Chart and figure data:
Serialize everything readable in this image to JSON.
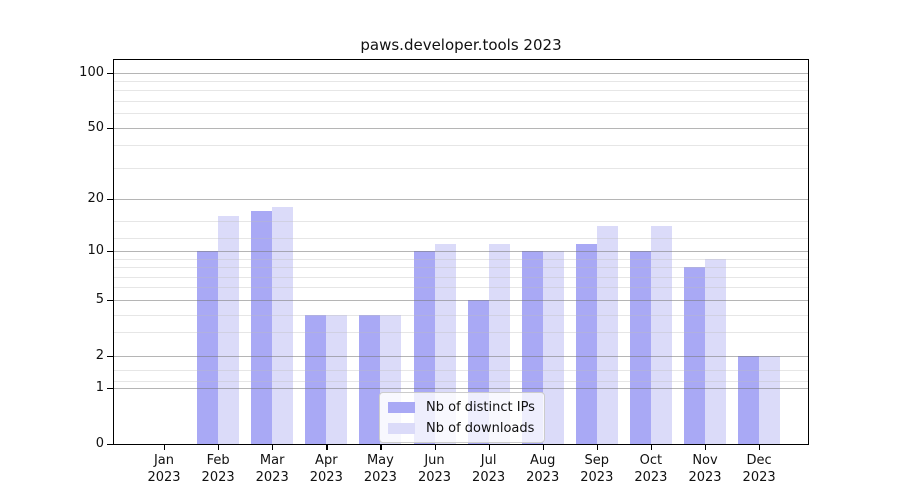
{
  "title": "paws.developer.tools 2023",
  "chart_data": {
    "type": "bar",
    "title": "paws.developer.tools 2023",
    "categories": [
      "Jan",
      "Feb",
      "Mar",
      "Apr",
      "May",
      "Jun",
      "Jul",
      "Aug",
      "Sep",
      "Oct",
      "Nov",
      "Dec"
    ],
    "x_year": "2023",
    "series": [
      {
        "name": "Nb of distinct IPs",
        "color": "#a9a9f5",
        "values": [
          0,
          10,
          17,
          4,
          4,
          10,
          5,
          10,
          11,
          10,
          8,
          2
        ]
      },
      {
        "name": "Nb of downloads",
        "color": "#dbdbf9",
        "values": [
          0,
          16,
          18,
          4,
          4,
          11,
          11,
          10,
          14,
          14,
          9,
          2
        ]
      }
    ],
    "yscale": "log1p",
    "ylim": [
      0,
      117
    ],
    "y_major_ticks": [
      100,
      50,
      20,
      10,
      5,
      2,
      1,
      0
    ],
    "y_minor_gridlines": [
      1.2,
      1.5,
      3,
      4,
      6,
      7,
      8,
      9,
      12,
      15,
      30,
      40,
      60,
      70,
      80,
      90
    ],
    "grid": "horizontal",
    "legend_position": "lower-center",
    "colors": {
      "grid_major": "#b5b5b5",
      "grid_minor": "#e9e9e9",
      "spine": "#000000",
      "text": "#111111"
    }
  }
}
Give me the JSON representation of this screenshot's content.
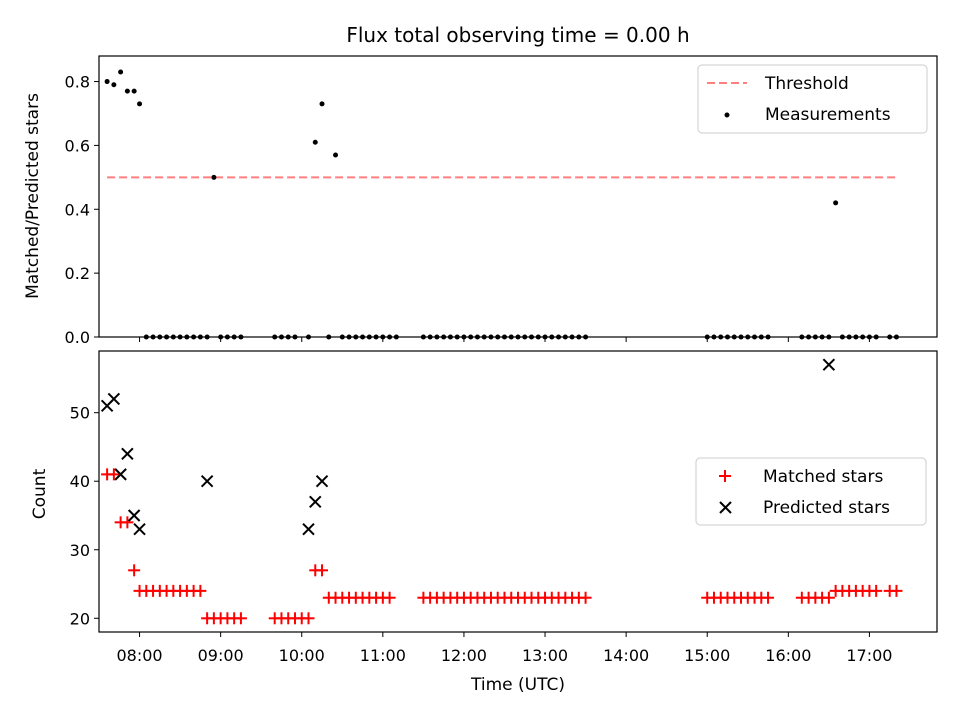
{
  "chart_data": [
    {
      "type": "scatter",
      "title": "Flux total observing time = 0.00 h",
      "xlabel": "",
      "ylabel": "Matched/Predicted stars",
      "xlim": [
        "07:30",
        "17:50"
      ],
      "ylim": [
        0,
        0.88
      ],
      "yticks": [
        "0.0",
        "0.2",
        "0.4",
        "0.6",
        "0.8"
      ],
      "legend_position": "top-right",
      "threshold": {
        "name": "Threshold",
        "value": 0.5,
        "x_start": "07:36",
        "x_end": "17:20",
        "color": "#ff7f7f",
        "style": "dashed"
      },
      "series": [
        {
          "name": "Measurements",
          "color": "#000000",
          "marker": "dot",
          "x": [
            "07:36",
            "07:41",
            "07:46",
            "07:51",
            "07:56",
            "08:00",
            "08:05",
            "08:10",
            "08:15",
            "08:20",
            "08:25",
            "08:30",
            "08:35",
            "08:40",
            "08:45",
            "08:50",
            "08:55",
            "09:00",
            "09:05",
            "09:10",
            "09:15",
            "09:40",
            "09:45",
            "09:50",
            "09:55",
            "10:05",
            "10:10",
            "10:15",
            "10:20",
            "10:25",
            "10:30",
            "10:35",
            "10:40",
            "10:45",
            "10:50",
            "10:55",
            "11:00",
            "11:05",
            "11:10",
            "11:30",
            "11:35",
            "11:40",
            "11:45",
            "11:50",
            "11:55",
            "12:00",
            "12:05",
            "12:10",
            "12:15",
            "12:20",
            "12:25",
            "12:30",
            "12:35",
            "12:40",
            "12:45",
            "12:50",
            "12:55",
            "13:00",
            "13:05",
            "13:10",
            "13:15",
            "13:20",
            "13:25",
            "13:30",
            "15:00",
            "15:05",
            "15:10",
            "15:15",
            "15:20",
            "15:25",
            "15:30",
            "15:35",
            "15:40",
            "15:45",
            "16:10",
            "16:15",
            "16:20",
            "16:25",
            "16:30",
            "16:35",
            "16:40",
            "16:45",
            "16:50",
            "16:55",
            "17:00",
            "17:05",
            "17:15",
            "17:20"
          ],
          "y": [
            0.8,
            0.79,
            0.83,
            0.77,
            0.77,
            0.73,
            0,
            0,
            0,
            0,
            0,
            0,
            0,
            0,
            0,
            0,
            0.5,
            0,
            0,
            0,
            0,
            0,
            0,
            0,
            0,
            0,
            0.61,
            0.73,
            0,
            0.57,
            0,
            0,
            0,
            0,
            0,
            0,
            0,
            0,
            0,
            0,
            0,
            0,
            0,
            0,
            0,
            0,
            0,
            0,
            0,
            0,
            0,
            0,
            0,
            0,
            0,
            0,
            0,
            0,
            0,
            0,
            0,
            0,
            0,
            0,
            0,
            0,
            0,
            0,
            0,
            0,
            0,
            0,
            0,
            0,
            0,
            0,
            0,
            0,
            0,
            0.42,
            0,
            0,
            0,
            0,
            0,
            0,
            0,
            0
          ]
        }
      ]
    },
    {
      "type": "scatter",
      "xlabel": "Time (UTC)",
      "ylabel": "Count",
      "xlim": [
        "07:30",
        "17:50"
      ],
      "ylim": [
        18,
        59
      ],
      "yticks": [
        "20",
        "30",
        "40",
        "50"
      ],
      "xticks": [
        "08:00",
        "09:00",
        "10:00",
        "11:00",
        "12:00",
        "13:00",
        "14:00",
        "15:00",
        "16:00",
        "17:00"
      ],
      "legend_position": "center-right",
      "series": [
        {
          "name": "Matched stars",
          "color": "#ff0000",
          "marker": "plus",
          "x": [
            "07:36",
            "07:41",
            "07:46",
            "07:51",
            "07:56",
            "08:00",
            "08:05",
            "08:10",
            "08:15",
            "08:20",
            "08:25",
            "08:30",
            "08:35",
            "08:40",
            "08:45",
            "08:50",
            "08:55",
            "09:00",
            "09:05",
            "09:10",
            "09:15",
            "09:40",
            "09:45",
            "09:50",
            "09:55",
            "10:00",
            "10:05",
            "10:10",
            "10:15",
            "10:20",
            "10:25",
            "10:30",
            "10:35",
            "10:40",
            "10:45",
            "10:50",
            "10:55",
            "11:00",
            "11:05",
            "11:30",
            "11:35",
            "11:40",
            "11:45",
            "11:50",
            "11:55",
            "12:00",
            "12:05",
            "12:10",
            "12:15",
            "12:20",
            "12:25",
            "12:30",
            "12:35",
            "12:40",
            "12:45",
            "12:50",
            "12:55",
            "13:00",
            "13:05",
            "13:10",
            "13:15",
            "13:20",
            "13:25",
            "13:30",
            "15:00",
            "15:05",
            "15:10",
            "15:15",
            "15:20",
            "15:25",
            "15:30",
            "15:35",
            "15:40",
            "15:45",
            "16:10",
            "16:15",
            "16:20",
            "16:25",
            "16:30",
            "16:35",
            "16:40",
            "16:45",
            "16:50",
            "16:55",
            "17:00",
            "17:05",
            "17:15",
            "17:20"
          ],
          "y": [
            41,
            41,
            34,
            34,
            27,
            24,
            24,
            24,
            24,
            24,
            24,
            24,
            24,
            24,
            24,
            20,
            20,
            20,
            20,
            20,
            20,
            20,
            20,
            20,
            20,
            20,
            20,
            27,
            27,
            23,
            23,
            23,
            23,
            23,
            23,
            23,
            23,
            23,
            23,
            23,
            23,
            23,
            23,
            23,
            23,
            23,
            23,
            23,
            23,
            23,
            23,
            23,
            23,
            23,
            23,
            23,
            23,
            23,
            23,
            23,
            23,
            23,
            23,
            23,
            23,
            23,
            23,
            23,
            23,
            23,
            23,
            23,
            23,
            23,
            23,
            23,
            23,
            23,
            23,
            24,
            24,
            24,
            24,
            24,
            24,
            24,
            24,
            24
          ]
        },
        {
          "name": "Predicted stars",
          "color": "#000000",
          "marker": "x",
          "x": [
            "07:36",
            "07:41",
            "07:46",
            "07:51",
            "07:56",
            "08:00",
            "08:50",
            "10:05",
            "10:10",
            "10:15",
            "16:30"
          ],
          "y": [
            51,
            52,
            41,
            44,
            35,
            33,
            40,
            33,
            37,
            40,
            57
          ]
        }
      ]
    }
  ]
}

What is being asked:
Print all of the entries word for word. Omit the pictures they contain.

Correct output:
Serialize everything readable in this image to JSON.
{
  "title": "paws.developer.tools 2023",
  "chart_data": {
    "type": "bar",
    "title": "paws.developer.tools 2023",
    "categories": [
      "Jan",
      "Feb",
      "Mar",
      "Apr",
      "May",
      "Jun",
      "Jul",
      "Aug",
      "Sep",
      "Oct",
      "Nov",
      "Dec"
    ],
    "x_year": "2023",
    "series": [
      {
        "name": "Nb of distinct IPs",
        "color": "#a9a9f5",
        "values": [
          0,
          10,
          17,
          4,
          4,
          10,
          5,
          10,
          11,
          10,
          8,
          2
        ]
      },
      {
        "name": "Nb of downloads",
        "color": "#dbdbf9",
        "values": [
          0,
          16,
          18,
          4,
          4,
          11,
          11,
          10,
          14,
          14,
          9,
          2
        ]
      }
    ],
    "yscale": "log1p",
    "ylim": [
      0,
      117
    ],
    "y_major_ticks": [
      100,
      50,
      20,
      10,
      5,
      2,
      1,
      0
    ],
    "y_minor_gridlines": [
      1.2,
      1.5,
      3,
      4,
      6,
      7,
      8,
      9,
      12,
      15,
      30,
      40,
      60,
      70,
      80,
      90
    ],
    "grid": "horizontal",
    "legend_position": "lower-center",
    "colors": {
      "grid_major": "#b5b5b5",
      "grid_minor": "#e9e9e9",
      "spine": "#000000",
      "text": "#111111"
    }
  }
}
Give me the JSON representation of this screenshot's content.
{
  "chart_data": [
    {
      "type": "scatter",
      "title": "Flux total observing time = 0.00 h",
      "xlabel": "",
      "ylabel": "Matched/Predicted stars",
      "xlim": [
        "07:30",
        "17:50"
      ],
      "ylim": [
        0,
        0.88
      ],
      "yticks": [
        "0.0",
        "0.2",
        "0.4",
        "0.6",
        "0.8"
      ],
      "legend_position": "top-right",
      "threshold": {
        "name": "Threshold",
        "value": 0.5,
        "x_start": "07:36",
        "x_end": "17:20",
        "color": "#ff7f7f",
        "style": "dashed"
      },
      "series": [
        {
          "name": "Measurements",
          "color": "#000000",
          "marker": "dot",
          "x": [
            "07:36",
            "07:41",
            "07:46",
            "07:51",
            "07:56",
            "08:00",
            "08:05",
            "08:10",
            "08:15",
            "08:20",
            "08:25",
            "08:30",
            "08:35",
            "08:40",
            "08:45",
            "08:50",
            "08:55",
            "09:00",
            "09:05",
            "09:10",
            "09:15",
            "09:40",
            "09:45",
            "09:50",
            "09:55",
            "10:05",
            "10:10",
            "10:15",
            "10:20",
            "10:25",
            "10:30",
            "10:35",
            "10:40",
            "10:45",
            "10:50",
            "10:55",
            "11:00",
            "11:05",
            "11:10",
            "11:30",
            "11:35",
            "11:40",
            "11:45",
            "11:50",
            "11:55",
            "12:00",
            "12:05",
            "12:10",
            "12:15",
            "12:20",
            "12:25",
            "12:30",
            "12:35",
            "12:40",
            "12:45",
            "12:50",
            "12:55",
            "13:00",
            "13:05",
            "13:10",
            "13:15",
            "13:20",
            "13:25",
            "13:30",
            "15:00",
            "15:05",
            "15:10",
            "15:15",
            "15:20",
            "15:25",
            "15:30",
            "15:35",
            "15:40",
            "15:45",
            "16:10",
            "16:15",
            "16:20",
            "16:25",
            "16:30",
            "16:35",
            "16:40",
            "16:45",
            "16:50",
            "16:55",
            "17:00",
            "17:05",
            "17:15",
            "17:20"
          ],
          "y": [
            0.8,
            0.79,
            0.83,
            0.77,
            0.77,
            0.73,
            0,
            0,
            0,
            0,
            0,
            0,
            0,
            0,
            0,
            0,
            0.5,
            0,
            0,
            0,
            0,
            0,
            0,
            0,
            0,
            0,
            0.61,
            0.73,
            0,
            0.57,
            0,
            0,
            0,
            0,
            0,
            0,
            0,
            0,
            0,
            0,
            0,
            0,
            0,
            0,
            0,
            0,
            0,
            0,
            0,
            0,
            0,
            0,
            0,
            0,
            0,
            0,
            0,
            0,
            0,
            0,
            0,
            0,
            0,
            0,
            0,
            0,
            0,
            0,
            0,
            0,
            0,
            0,
            0,
            0,
            0,
            0,
            0,
            0,
            0,
            0.42,
            0,
            0,
            0,
            0,
            0,
            0,
            0,
            0
          ]
        }
      ]
    },
    {
      "type": "scatter",
      "xlabel": "Time (UTC)",
      "ylabel": "Count",
      "xlim": [
        "07:30",
        "17:50"
      ],
      "ylim": [
        18,
        59
      ],
      "yticks": [
        "20",
        "30",
        "40",
        "50"
      ],
      "xticks": [
        "08:00",
        "09:00",
        "10:00",
        "11:00",
        "12:00",
        "13:00",
        "14:00",
        "15:00",
        "16:00",
        "17:00"
      ],
      "legend_position": "center-right",
      "series": [
        {
          "name": "Matched stars",
          "color": "#ff0000",
          "marker": "plus",
          "x": [
            "07:36",
            "07:41",
            "07:46",
            "07:51",
            "07:56",
            "08:00",
            "08:05",
            "08:10",
            "08:15",
            "08:20",
            "08:25",
            "08:30",
            "08:35",
            "08:40",
            "08:45",
            "08:50",
            "08:55",
            "09:00",
            "09:05",
            "09:10",
            "09:15",
            "09:40",
            "09:45",
            "09:50",
            "09:55",
            "10:00",
            "10:05",
            "10:10",
            "10:15",
            "10:20",
            "10:25",
            "10:30",
            "10:35",
            "10:40",
            "10:45",
            "10:50",
            "10:55",
            "11:00",
            "11:05",
            "11:30",
            "11:35",
            "11:40",
            "11:45",
            "11:50",
            "11:55",
            "12:00",
            "12:05",
            "12:10",
            "12:15",
            "12:20",
            "12:25",
            "12:30",
            "12:35",
            "12:40",
            "12:45",
            "12:50",
            "12:55",
            "13:00",
            "13:05",
            "13:10",
            "13:15",
            "13:20",
            "13:25",
            "13:30",
            "15:00",
            "15:05",
            "15:10",
            "15:15",
            "15:20",
            "15:25",
            "15:30",
            "15:35",
            "15:40",
            "15:45",
            "16:10",
            "16:15",
            "16:20",
            "16:25",
            "16:30",
            "16:35",
            "16:40",
            "16:45",
            "16:50",
            "16:55",
            "17:00",
            "17:05",
            "17:15",
            "17:20"
          ],
          "y": [
            41,
            41,
            34,
            34,
            27,
            24,
            24,
            24,
            24,
            24,
            24,
            24,
            24,
            24,
            24,
            20,
            20,
            20,
            20,
            20,
            20,
            20,
            20,
            20,
            20,
            20,
            20,
            27,
            27,
            23,
            23,
            23,
            23,
            23,
            23,
            23,
            23,
            23,
            23,
            23,
            23,
            23,
            23,
            23,
            23,
            23,
            23,
            23,
            23,
            23,
            23,
            23,
            23,
            23,
            23,
            23,
            23,
            23,
            23,
            23,
            23,
            23,
            23,
            23,
            23,
            23,
            23,
            23,
            23,
            23,
            23,
            23,
            23,
            23,
            23,
            23,
            23,
            23,
            23,
            24,
            24,
            24,
            24,
            24,
            24,
            24,
            24,
            24
          ]
        },
        {
          "name": "Predicted stars",
          "color": "#000000",
          "marker": "x",
          "x": [
            "07:36",
            "07:41",
            "07:46",
            "07:51",
            "07:56",
            "08:00",
            "08:50",
            "10:05",
            "10:10",
            "10:15",
            "16:30"
          ],
          "y": [
            51,
            52,
            41,
            44,
            35,
            33,
            40,
            33,
            37,
            40,
            57
          ]
        }
      ]
    }
  ]
}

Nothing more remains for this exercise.